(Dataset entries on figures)
....

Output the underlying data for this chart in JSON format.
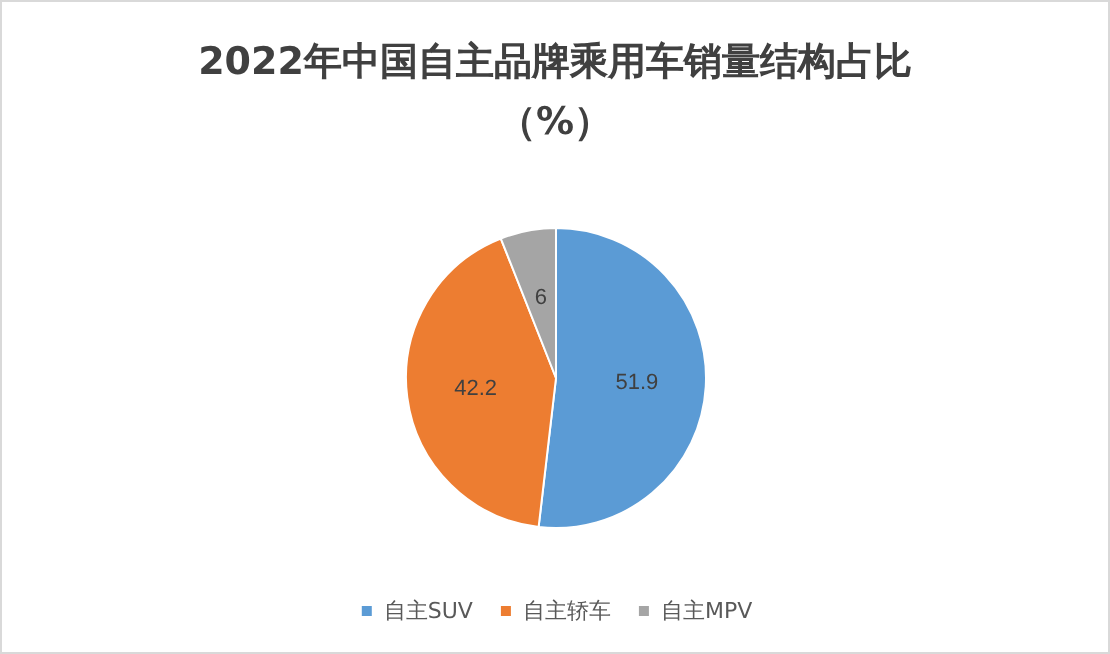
{
  "chart_data": {
    "type": "pie",
    "title": "2022年中国自主品牌乘用车销量结构占比（%）",
    "categories": [
      "自主SUV",
      "自主轿车",
      "自主MPV"
    ],
    "values": [
      51.9,
      42.2,
      6
    ],
    "colors": [
      "#5b9bd5",
      "#ed7d31",
      "#a5a5a5"
    ],
    "data_labels": true,
    "legend": "bottom"
  }
}
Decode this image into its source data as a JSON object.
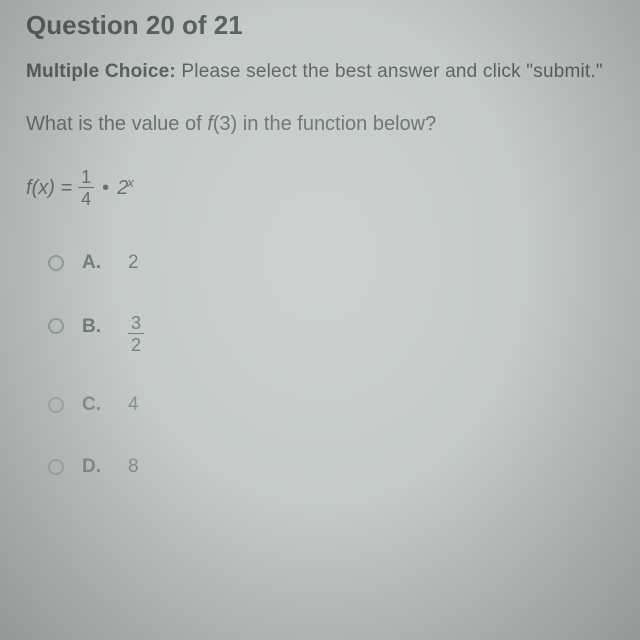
{
  "header": {
    "question_number": "Question 20 of 21"
  },
  "instruction": {
    "prefix": "Multiple Choice:",
    "text": " Please select the best answer and click \"submit.\""
  },
  "question": {
    "prompt_before": "What is the value of ",
    "fn": "f",
    "arg": "(3)",
    "prompt_after": " in the function below?"
  },
  "formula": {
    "lhs_fn": "f",
    "lhs_arg": "(x) =",
    "frac_num": "1",
    "frac_den": "4",
    "dot": "•",
    "base": "2",
    "exp": "x"
  },
  "choices": [
    {
      "letter": "A.",
      "value": "2",
      "is_fraction": false
    },
    {
      "letter": "B.",
      "num": "3",
      "den": "2",
      "is_fraction": true
    },
    {
      "letter": "C.",
      "value": "4",
      "is_fraction": false
    },
    {
      "letter": "D.",
      "value": "8",
      "is_fraction": false
    }
  ],
  "colors": {
    "background": "#c5cbc9",
    "heading": "#5c6462",
    "body": "#6a716e",
    "choice": "#758079",
    "faded": "#8a938e"
  }
}
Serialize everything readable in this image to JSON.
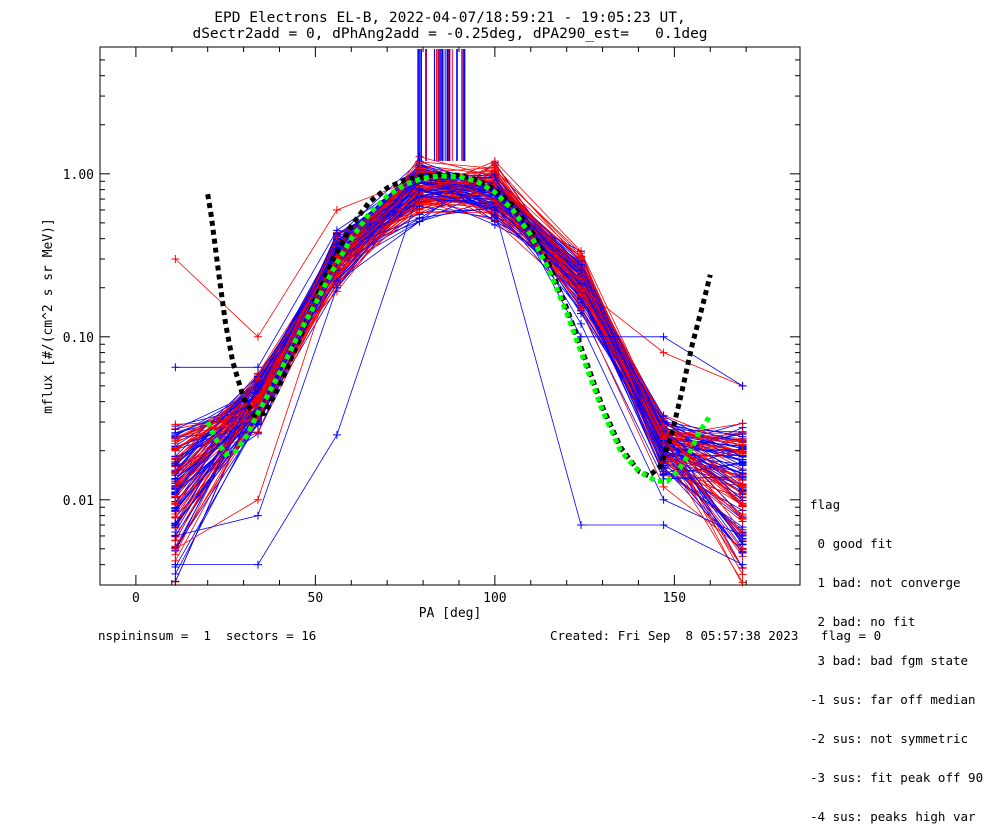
{
  "chart_data": {
    "type": "line",
    "title": "EPD Electrons EL-B, 2022-04-07/18:59:21 - 19:05:23 UT,",
    "subtitle": "dSectr2add = 0, dPhAng2add = -0.25deg, dPA290_est=   0.1deg",
    "xlabel": "PA [deg]",
    "ylabel": "mflux [#/(cm^2 s sr MeV)]",
    "xlim": [
      -10,
      185
    ],
    "ylim": [
      0.003,
      6.0
    ],
    "yscale": "log",
    "x_ticks": [
      "0",
      "50",
      "100",
      "150"
    ],
    "y_ticks": [
      "0.01",
      "0.10",
      "1.00"
    ],
    "series": [
      {
        "color": "#ff0000",
        "x": [
          11,
          34,
          56,
          79,
          100,
          124,
          147,
          169
        ],
        "y": [
          0.005,
          0.01,
          0.3,
          0.9,
          0.85,
          0.15,
          0.012,
          0.005
        ]
      },
      {
        "color": "#ff0000",
        "x": [
          11,
          34,
          56,
          79,
          100,
          124,
          147,
          169
        ],
        "y": [
          0.3,
          0.1,
          0.6,
          0.95,
          0.9,
          0.2,
          0.08,
          0.05
        ]
      },
      {
        "color": "#0000ff",
        "x": [
          11,
          34,
          56,
          79,
          100,
          124,
          147,
          169
        ],
        "y": [
          0.006,
          0.008,
          0.2,
          0.92,
          0.95,
          0.12,
          0.01,
          0.006
        ]
      },
      {
        "color": "#0000ff",
        "x": [
          11,
          34,
          56,
          79,
          100,
          124,
          147,
          169
        ],
        "y": [
          0.065,
          0.065,
          0.45,
          0.98,
          0.98,
          0.1,
          0.1,
          0.05
        ]
      },
      {
        "color": "#0000ff",
        "x": [
          11,
          34,
          56,
          79,
          100,
          124,
          147,
          169
        ],
        "y": [
          0.004,
          0.004,
          0.025,
          0.8,
          0.6,
          0.007,
          0.007,
          0.004
        ]
      }
    ],
    "fits": [
      {
        "color": "#000000",
        "style": "dashed",
        "x": [
          20,
          21,
          23,
          25,
          27,
          30,
          33,
          36,
          40,
          45,
          50,
          55,
          60,
          65,
          70,
          75,
          80,
          85,
          90,
          95,
          100,
          105,
          110,
          115,
          120,
          125,
          130,
          135,
          140,
          143,
          146,
          149,
          152,
          155,
          158,
          160
        ],
        "y": [
          0.75,
          0.55,
          0.25,
          0.12,
          0.07,
          0.042,
          0.033,
          0.034,
          0.05,
          0.09,
          0.17,
          0.3,
          0.48,
          0.67,
          0.82,
          0.92,
          0.97,
          0.99,
          0.98,
          0.92,
          0.8,
          0.64,
          0.45,
          0.28,
          0.15,
          0.075,
          0.037,
          0.021,
          0.015,
          0.014,
          0.016,
          0.024,
          0.045,
          0.09,
          0.16,
          0.24
        ]
      },
      {
        "color": "#00ff00",
        "style": "dashed",
        "x": [
          20,
          22,
          25,
          28,
          31,
          34,
          37,
          40,
          45,
          50,
          55,
          60,
          65,
          70,
          75,
          80,
          85,
          90,
          95,
          100,
          105,
          110,
          115,
          120,
          125,
          130,
          135,
          140,
          145,
          148,
          151,
          154,
          157,
          160
        ],
        "y": [
          0.03,
          0.024,
          0.019,
          0.02,
          0.025,
          0.034,
          0.045,
          0.06,
          0.1,
          0.16,
          0.26,
          0.4,
          0.57,
          0.73,
          0.86,
          0.94,
          0.97,
          0.96,
          0.9,
          0.77,
          0.6,
          0.42,
          0.26,
          0.14,
          0.07,
          0.035,
          0.02,
          0.015,
          0.013,
          0.013,
          0.015,
          0.019,
          0.026,
          0.033
        ]
      }
    ],
    "legend_title": "flag",
    "legend": [
      " 0 good fit",
      " 1 bad: not converge",
      " 2 bad: no fit",
      " 3 bad: bad fgm state",
      "-1 sus: far off median",
      "-2 sus: not symmetric",
      "-3 sus: fit peak off 90",
      "-4 sus: peaks high var"
    ],
    "footer_left": "nspininsum =  1  sectors = 16",
    "footer_right": "Created: Fri Sep  8 05:57:38 2023   flag = 0"
  }
}
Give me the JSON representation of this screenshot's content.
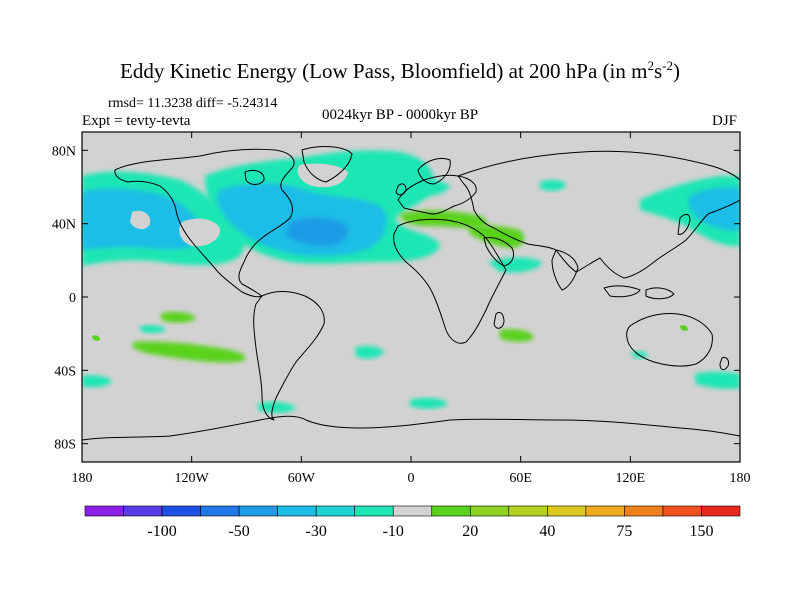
{
  "title": {
    "main": "Eddy Kinetic Energy (Low Pass, Bloomfield) at 200 hPa (in m",
    "sup1": "2",
    "mid": "s",
    "sup2": "-2",
    "end": ")"
  },
  "stats": "rmsd= 11.3238 diff= -5.24314",
  "expt": "Expt = tevty-tevta",
  "period": "0024kyr BP - 0000kyr BP",
  "season": "DJF",
  "axes": {
    "lon_ticks": [
      {
        "value": -180,
        "label": "180"
      },
      {
        "value": -120,
        "label": "120W"
      },
      {
        "value": -60,
        "label": "60W"
      },
      {
        "value": 0,
        "label": "0"
      },
      {
        "value": 60,
        "label": "60E"
      },
      {
        "value": 120,
        "label": "120E"
      },
      {
        "value": 180,
        "label": "180"
      }
    ],
    "lat_ticks": [
      {
        "value": 80,
        "label": "80N"
      },
      {
        "value": 40,
        "label": "40N"
      },
      {
        "value": 0,
        "label": "0"
      },
      {
        "value": -40,
        "label": "40S"
      },
      {
        "value": -80,
        "label": "80S"
      }
    ],
    "lon_range": [
      -180,
      180
    ],
    "lat_range": [
      -90,
      90
    ]
  },
  "colorbar": {
    "colors": [
      "#8c1fe6",
      "#5a3ce6",
      "#1e50e6",
      "#1e78e6",
      "#1e9be6",
      "#1ebde6",
      "#1ed2d2",
      "#1ee6b4",
      "#d2d2d2",
      "#5ad21e",
      "#8cd21e",
      "#b4d21e",
      "#dcc81e",
      "#f0aa1e",
      "#f0821e",
      "#f0501e",
      "#e6281e"
    ],
    "labels": [
      {
        "boundary": 2,
        "text": "-100"
      },
      {
        "boundary": 4,
        "text": "-50"
      },
      {
        "boundary": 6,
        "text": "-30"
      },
      {
        "boundary": 8,
        "text": "-10"
      },
      {
        "boundary": 10,
        "text": "20"
      },
      {
        "boundary": 12,
        "text": "40"
      },
      {
        "boundary": 14,
        "text": "75"
      },
      {
        "boundary": 16,
        "text": "150"
      }
    ]
  }
}
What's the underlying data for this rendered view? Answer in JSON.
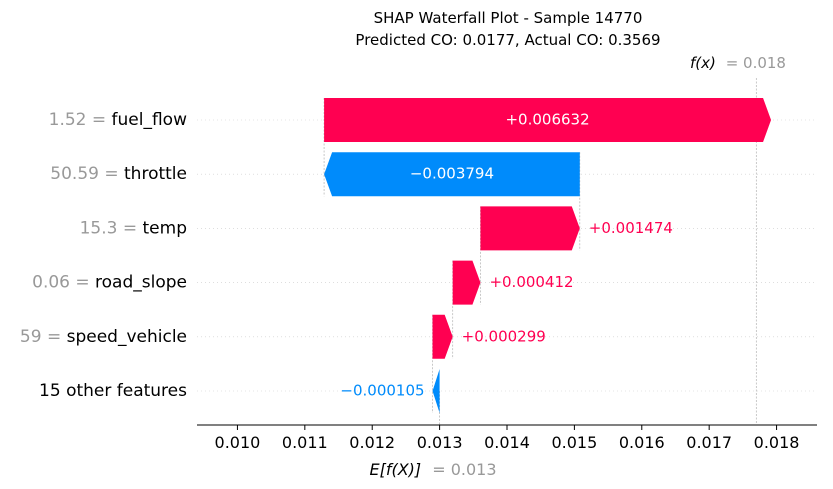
{
  "chart_data": {
    "type": "bar",
    "subtype": "shap-waterfall",
    "title": "SHAP Waterfall Plot - Sample 14770",
    "subtitle": "Predicted CO: 0.0177, Actual CO: 0.3569",
    "base_value": 0.013,
    "output_value": 0.0177,
    "base_value_label": {
      "name": "E[f(X)]",
      "value_text": "= 0.013"
    },
    "output_value_label": {
      "name": "f(x)",
      "value_text": "= 0.018"
    },
    "features": [
      {
        "value": "1.52",
        "name": "fuel_flow",
        "shap": 0.006632,
        "label": "+0.006632"
      },
      {
        "value": "50.59",
        "name": "throttle",
        "shap": -0.003794,
        "label": "−0.003794"
      },
      {
        "value": "15.3",
        "name": "temp",
        "shap": 0.001474,
        "label": "+0.001474"
      },
      {
        "value": "0.06",
        "name": "road_slope",
        "shap": 0.000412,
        "label": "+0.000412"
      },
      {
        "value": "59",
        "name": "speed_vehicle",
        "shap": 0.000299,
        "label": "+0.000299"
      },
      {
        "value": "",
        "name": "15 other features",
        "shap": -0.000105,
        "label": "−0.000105"
      }
    ],
    "xlim": [
      0.0094,
      0.0186
    ],
    "xticks": [
      "0.010",
      "0.011",
      "0.012",
      "0.013",
      "0.014",
      "0.015",
      "0.016",
      "0.017",
      "0.018"
    ],
    "colors": {
      "positive": "#ff0051",
      "negative": "#008bfb",
      "value_gray": "#999999"
    }
  }
}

....

DO THIS -> Copy in full each line that holds the word "JSON".

THE SOLUTION ->
Output the underlying data for this chart in JSON format.
Decode this image into its source data as a JSON object.
Serialize everything readable in this image to JSON.
Give me the JSON representation of this screenshot's content.
What's the underlying data for this rendered view? Answer in JSON.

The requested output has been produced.